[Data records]

--

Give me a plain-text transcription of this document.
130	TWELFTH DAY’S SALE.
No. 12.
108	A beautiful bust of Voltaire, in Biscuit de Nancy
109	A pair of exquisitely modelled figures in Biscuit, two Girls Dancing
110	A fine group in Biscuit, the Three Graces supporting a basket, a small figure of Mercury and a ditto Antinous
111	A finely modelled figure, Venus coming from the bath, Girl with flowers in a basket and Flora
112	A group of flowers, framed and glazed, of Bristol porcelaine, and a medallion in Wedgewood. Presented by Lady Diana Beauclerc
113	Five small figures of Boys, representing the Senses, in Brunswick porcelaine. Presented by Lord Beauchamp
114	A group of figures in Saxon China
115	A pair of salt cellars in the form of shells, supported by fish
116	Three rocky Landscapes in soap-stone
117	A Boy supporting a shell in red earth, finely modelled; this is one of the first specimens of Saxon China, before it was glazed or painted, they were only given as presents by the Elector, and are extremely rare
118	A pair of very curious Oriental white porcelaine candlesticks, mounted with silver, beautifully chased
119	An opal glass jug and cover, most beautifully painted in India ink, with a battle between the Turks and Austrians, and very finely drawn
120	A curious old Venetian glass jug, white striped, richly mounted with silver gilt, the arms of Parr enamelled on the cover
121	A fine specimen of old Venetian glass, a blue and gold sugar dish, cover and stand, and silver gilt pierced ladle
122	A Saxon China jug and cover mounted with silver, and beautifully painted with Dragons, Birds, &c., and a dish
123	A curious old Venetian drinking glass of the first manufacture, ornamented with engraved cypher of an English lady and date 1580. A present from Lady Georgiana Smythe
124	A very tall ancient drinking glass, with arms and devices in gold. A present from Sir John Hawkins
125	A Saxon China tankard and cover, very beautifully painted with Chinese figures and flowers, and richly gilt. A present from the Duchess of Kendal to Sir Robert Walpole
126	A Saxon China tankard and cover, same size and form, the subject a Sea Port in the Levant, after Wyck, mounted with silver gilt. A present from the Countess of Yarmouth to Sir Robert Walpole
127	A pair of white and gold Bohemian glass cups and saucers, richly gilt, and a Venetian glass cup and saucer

--

**Aim**
Print again each line of the listing above, exactly as it appears.

**Output of the exercise**
Give me a plain-text transcription of this document.
130	TWELFTH DAY’S SALE.
No. 12.
108	A beautiful bust of Voltaire, in Biscuit de Nancy
109	A pair of exquisitely modelled figures in Biscuit, two Girls Dancing
110	A fine group in Biscuit, the Three Graces supporting a basket, a small figure of Mercury and a ditto Antinous
111	A finely modelled figure, Venus coming from the bath, Girl with flowers in a basket and Flora
112	A group of flowers, framed and glazed, of Bristol porcelaine, and a medallion in Wedgewood. Presented by Lady Diana Beauclerc
113	Five small figures of Boys, representing the Senses, in Brunswick porcelaine. Presented by Lord Beauchamp
114	A group of figures in Saxon China
115	A pair of salt cellars in the form of shells, supported by fish
116	Three rocky Landscapes in soap-stone
117	A Boy supporting a shell in red earth, finely modelled; this is one of the first specimens of Saxon China, before it was glazed or painted, they were only given as presents by the Elector, and are extremely rare
118	A pair of very curious Oriental white porcelaine candlesticks, mounted with silver, beautifully chased
119	An opal glass jug and cover, most beautifully painted in India ink, with a battle between the Turks and Austrians, and very finely drawn
120	A curious old Venetian glass jug, white striped, richly mounted with silver gilt, the arms of Parr enamelled on the cover
121	A fine specimen of old Venetian glass, a blue and gold sugar dish, cover and stand, and silver gilt pierced ladle
122	A Saxon China jug and cover mounted with silver, and beautifully painted with Dragons, Birds, &c., and a dish
123	A curious old Venetian drinking glass of the first manufacture, ornamented with engraved cypher of an English lady and date 1580. A present from Lady Georgiana Smythe
124	A very tall ancient drinking glass, with arms and devices in gold. A present from Sir John Hawkins
125	A Saxon China tankard and cover, very beautifully painted with Chinese figures and flowers, and richly gilt. A present from the Duchess of Kendal to Sir Robert Walpole
126	A Saxon China tankard and cover, same size and form, the subject a Sea Port in the Levant, after Wyck, mounted with silver gilt. A present from the Countess of Yarmouth to Sir Robert Walpole
127	A pair of white and gold Bohemian glass cups and saucers, richly gilt, and a Venetian glass cup and saucer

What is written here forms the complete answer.